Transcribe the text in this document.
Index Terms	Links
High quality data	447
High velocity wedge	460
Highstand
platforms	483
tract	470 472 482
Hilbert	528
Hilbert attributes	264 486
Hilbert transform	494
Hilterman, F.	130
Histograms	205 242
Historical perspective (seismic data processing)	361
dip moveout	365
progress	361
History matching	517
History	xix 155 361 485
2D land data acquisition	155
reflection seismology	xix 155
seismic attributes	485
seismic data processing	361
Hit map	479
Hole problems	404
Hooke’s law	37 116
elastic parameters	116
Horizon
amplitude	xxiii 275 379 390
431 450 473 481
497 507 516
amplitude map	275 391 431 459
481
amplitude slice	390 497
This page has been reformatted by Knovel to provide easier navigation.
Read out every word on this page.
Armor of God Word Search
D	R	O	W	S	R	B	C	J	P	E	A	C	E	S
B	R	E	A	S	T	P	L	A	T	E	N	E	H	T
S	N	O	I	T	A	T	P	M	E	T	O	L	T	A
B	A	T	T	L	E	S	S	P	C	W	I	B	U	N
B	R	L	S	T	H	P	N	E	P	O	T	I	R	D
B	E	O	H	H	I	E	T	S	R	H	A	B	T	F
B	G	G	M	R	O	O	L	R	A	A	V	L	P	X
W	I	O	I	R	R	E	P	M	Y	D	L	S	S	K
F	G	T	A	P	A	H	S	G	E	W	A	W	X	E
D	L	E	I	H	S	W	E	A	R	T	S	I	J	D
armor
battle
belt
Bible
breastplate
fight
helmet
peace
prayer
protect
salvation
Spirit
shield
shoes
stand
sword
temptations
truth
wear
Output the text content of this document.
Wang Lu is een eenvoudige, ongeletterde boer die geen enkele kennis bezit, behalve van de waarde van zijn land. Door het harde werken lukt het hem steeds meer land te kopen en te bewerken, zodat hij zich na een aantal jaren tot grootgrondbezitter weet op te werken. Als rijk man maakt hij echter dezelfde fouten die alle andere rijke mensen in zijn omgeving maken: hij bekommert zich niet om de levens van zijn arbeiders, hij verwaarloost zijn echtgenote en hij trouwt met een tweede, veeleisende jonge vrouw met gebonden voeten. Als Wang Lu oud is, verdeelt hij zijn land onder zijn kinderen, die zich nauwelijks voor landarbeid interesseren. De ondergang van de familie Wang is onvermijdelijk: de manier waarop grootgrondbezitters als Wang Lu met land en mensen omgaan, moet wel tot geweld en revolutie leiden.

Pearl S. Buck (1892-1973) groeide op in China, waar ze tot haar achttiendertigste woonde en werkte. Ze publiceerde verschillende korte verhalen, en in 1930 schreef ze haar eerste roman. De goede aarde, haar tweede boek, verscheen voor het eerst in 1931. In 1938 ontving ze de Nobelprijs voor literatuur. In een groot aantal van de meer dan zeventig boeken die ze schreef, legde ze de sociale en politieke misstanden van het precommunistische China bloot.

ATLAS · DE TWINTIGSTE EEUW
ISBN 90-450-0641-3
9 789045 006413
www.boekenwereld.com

#### EXERCISE OBJECTIVE:
Would you restate each of the entries word for word?

#### RESULT OF THIS EXERCISE:
Transcribe the text in this document.
Index Terms	Links
High quality data	447
High velocity wedge	460
Highstand
platforms	483
tract	470 472 482
Hilbert	528
Hilbert attributes	264 486
Hilbert transform	494
Hilterman, F.	130
Histograms	205 242
Historical perspective (seismic data processing)	361
dip moveout	365
progress	361
History matching	517
History	xix 155 361 485
2D land data acquisition	155
reflection seismology	xix 155
seismic attributes	485
seismic data processing	361
Hit map	479
Hole problems	404
Hooke’s law	37 116
elastic parameters	116
Horizon
amplitude	xxiii 275 379 390
431 450 473 481
497 507 516
amplitude map	275 391 431 459
481
amplitude slice	390 497
This page has been reformatted by Knovel to provide easier navigation.
Read out every word on this page.
Armor of God Word Search
D	R	O	W	S	R	B	C	J	P	E	A	C	E	S
B	R	E	A	S	T	P	L	A	T	E	N	E	H	T
S	N	O	I	T	A	T	P	M	E	T	O	L	T	A
B	A	T	T	L	E	S	S	P	C	W	I	B	U	N
B	R	L	S	T	H	P	N	E	P	O	T	I	R	D
B	E	O	H	H	I	E	T	S	R	H	A	B	T	F
B	G	G	M	R	O	O	L	R	A	A	V	L	P	X
W	I	O	I	R	R	E	P	M	Y	D	L	S	S	K
F	G	T	A	P	A	H	S	G	E	W	A	W	X	E
D	L	E	I	H	S	W	E	A	R	T	S	I	J	D
armor
battle
belt
Bible
breastplate
fight
helmet
peace
prayer
protect
salvation
Spirit
shield
shoes
stand
sword
temptations
truth
wear
Output the text content of this document.
Wang Lu is een eenvoudige, ongeletterde boer die geen enkele kennis bezit, behalve van de waarde van zijn land. Door het harde werken lukt het hem steeds meer land te kopen en te bewerken, zodat hij zich na een aantal jaren tot grootgrondbezitter weet op te werken. Als rijk man maakt hij echter dezelfde fouten die alle andere rijke mensen in zijn omgeving maken: hij bekommert zich niet om de levens van zijn arbeiders, hij verwaarloost zijn echtgenote en hij trouwt met een tweede, veeleisende jonge vrouw met gebonden voeten. Als Wang Lu oud is, verdeelt hij zijn land onder zijn kinderen, die zich nauwelijks voor landarbeid interesseren. De ondergang van de familie Wang is onvermijdelijk: de manier waarop grootgrondbezitters als Wang Lu met land en mensen omgaan, moet wel tot geweld en revolutie leiden.

Pearl S. Buck (1892-1973) groeide op in China, waar ze tot haar achttiendertigste woonde en werkte. Ze publiceerde verschillende korte verhalen, en in 1930 schreef ze haar eerste roman. De goede aarde, haar tweede boek, verscheen voor het eerst in 1931. In 1938 ontving ze de Nobelprijs voor literatuur. In een groot aantal van de meer dan zeventig boeken die ze schreef, legde ze de sociale en politieke misstanden van het precommunistische China bloot.

ATLAS · DE TWINTIGSTE EEUW
ISBN 90-450-0641-3
9 789045 006413
www.boekenwereld.com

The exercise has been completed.